- [Extract to read]

------------------------------------------------------------

San Luis Potosi
 
We drive today under a grey sky and through a monotonous road to San Luis Potosi.
 
This city was founded by the Huachcichiles indians, won by the spaniards and later by the Franciscans in 1859.
 
In 1592, a huge quantity of gold and silver was found. Therefore, the city was named "Real de minas de San Luis Potosi".
 
Luis has been choosen to honour the king Saint Louis, and  Potosi refering to the bolivian silver city meaning " place of great wealth"
 
As in all other mining towns, indians were subjected and sent to the mines, working in the poorest conditions. Always the same story !
 
We're now used to drive in big cities : we try to take only the big avenues to join the historical town center.
 
Today we park along a huge square where we have our camper hand washed.
It really needs it.
 
We spend the afternoon in this non-charming town which however has nice monuments.
 
Catedral : This three-nave baroque cathedral was built between 1660 and 1730.
Its northern tower was added in the 20th century.
The marble apostles on the facade are replicas of statues in Rome's St Peter's Basilica.
 
Templo San Francisco : It's a baroque church. The altar was remodeled in the 20th century. It houses XVIIIth century paintings.
 
Museo regional Potosino . The museum was originally part of a Franciscan monastery founded in 1590. It has exhibits on pre-hispanic Mexico. Upstairs, is the lavish Capilla de Aranzazu, an elaborate private chapel constructed in the mid-18th century in Churrigueresque style.
 
Templo del Carmen : On the vividly carved stone facade, hovering angels show the touch of indigenous artisans.The Camarin de la Virgen has spendid golden altar.
 
After our town-tour, we find our camper looking like new. Even the tires have been wax-polished...
Pivoter pour une meilleure lecture
Aguascalientes
 
We liked the atmosphere of this town.
 
Very often ignored by the guidebooks, it houses quite a few colonial buildings constructed between the 16th and 18th century in a baroque style.
 
On the Spaniards arrival, the Aguascalientes territory has been absorbed in a region called "Nueva Galicia".
 
A small garrison was founded here in 1575 to protect Zacatecas-Mexico City silver convoys. Today, the city's industry include textile, wine, brandy, leather, preserved fruits and car manufacturing.
 
During two days we explore the little streets and plazas and enjoy it.
 
It's week-end, most of the shop are however open and mexicans wander the streets and parks after having been to church for the office ( that occurs every hour from 7 am to 5 pm!)
 
Everywhere you can find street vendors selling ice-cream, toys, drinks, tacos, fruits, sim cards etc...
 
Catedral : The well restored 18th century baroque cathedral is more magnificient inside than out.  Over the altar is a painting of " the Virgin of Guadalupe" by Miguel Cabrerra.
As it's saturday, weddings are numerous ...
 
Palacio de Gobierno : This red-pink stone palace is Aguascalientes most noteworthy colonial building. It dates from 1665 and has a striking courtyard with a mural of the 1914 Convention by the chilean artist Osvalso Barra.
We loved it.
 
Museo nacional de la muerte : In this XVIIth century cloister, is an exhibition of all things relating to Mexico's favorite subjet  : death.

------------------------------------------------------------

- [Raw data]
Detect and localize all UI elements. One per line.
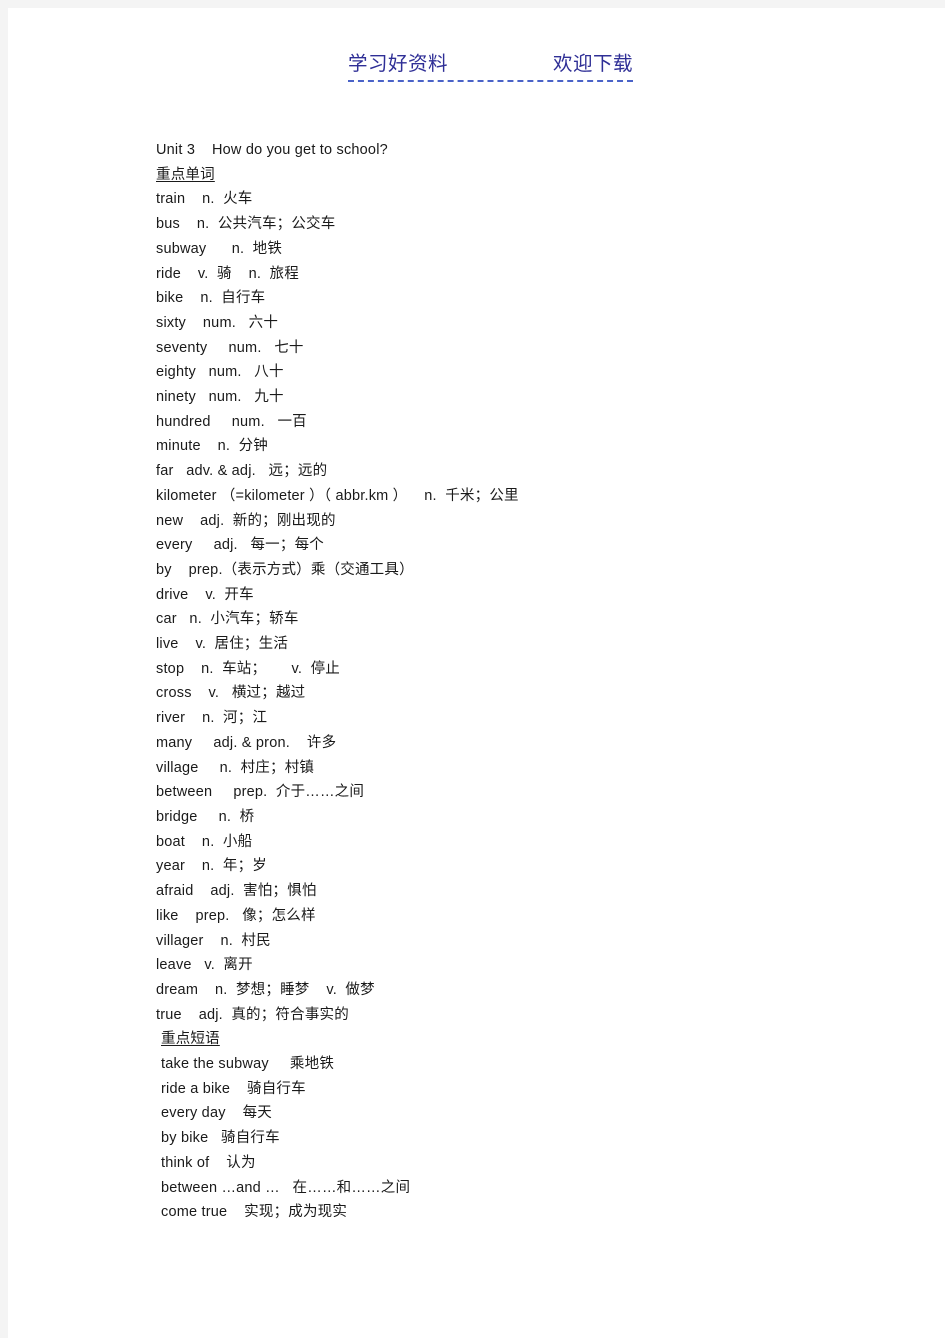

------------------------------------------------------------

- [To be done]
1) Reproduce the passage of the travel account of San Luis Potosi and Aguascalientes starting with "We loved it." and going on through "subjet  : death.".
2) Carry on the travel account of San Luis Potosi and Aguascalientes from its last sentence.
The data here is material apart from the travel account.

- [Answer list]
1)
We loved it.
 
Museo nacional de la muerte : In this XVIIth century cloister, is an exhibition of all things relating to Mexico's favorite subjet  : death.

2)
There are more than 2500 artefacts, drawings, litterature, textiles, toys and miniatures. An experience not to be missed.
 
Templo de San Antonio : It's a crazy quilt of architectural styles built around 1900.
The interior is highly ornate, with huge round paintings and intricate decoration highlighted in gold.
We assist to one of the offices.
 
As in most mexican cities, some museums are closed or under renovation.. It's sometimes frustrating !
Guadalupe / La Quemada
 
We're learned not to follow our GPS instructions in mexican cities.
 
The streets are mostly one way road and our GPS ignores this detail !!!
 
Their name is usually hidden and we both have to be vigilant : Driving with all these " Alto " (stop) and " Tope " (speed bumps) is stressfull.
 
The suspensions and breaks of the camper suffer and ...so do we ...
 
The traffic down town is very sporty and we have to be carefull with other cars, buses that drive like mad and the huge lorries...There are no driving rules !!
 
We only drive 7 km to " Guadalupe " to find the " Museo Virreinal de Guadalupe
 
This museum of an extraordinary beauty, stands in an old franciscan school, where the religious were trained to spread their faith .
 
Founded in 1707, it was used until 1859 and abondonned until 1953.
 
In 1939, the bulding was converted into a museum : 27 rooms display huge religious paintings from the XVIII and XIX century.
 
Each of this paintings came with explanations giving details on its composition.
 
The church next door has a golden decorated chapel " Capilla de Napoles "
 
In the afternoon, we drive 45 km to " La Quemada "
 
This archeologic site, unique, in a cactus tree desert, has got mysterious and impressive ruins.
 
The exact history of the site is extremely vague.
 
One theory is that it was where the Aztecs halted during their legendary wanderings towards the valley of Mexico.
 
What is known for sure is that the constructions were destroyed by fire, and thus they came to be called " La Quemada " (meaning burned city)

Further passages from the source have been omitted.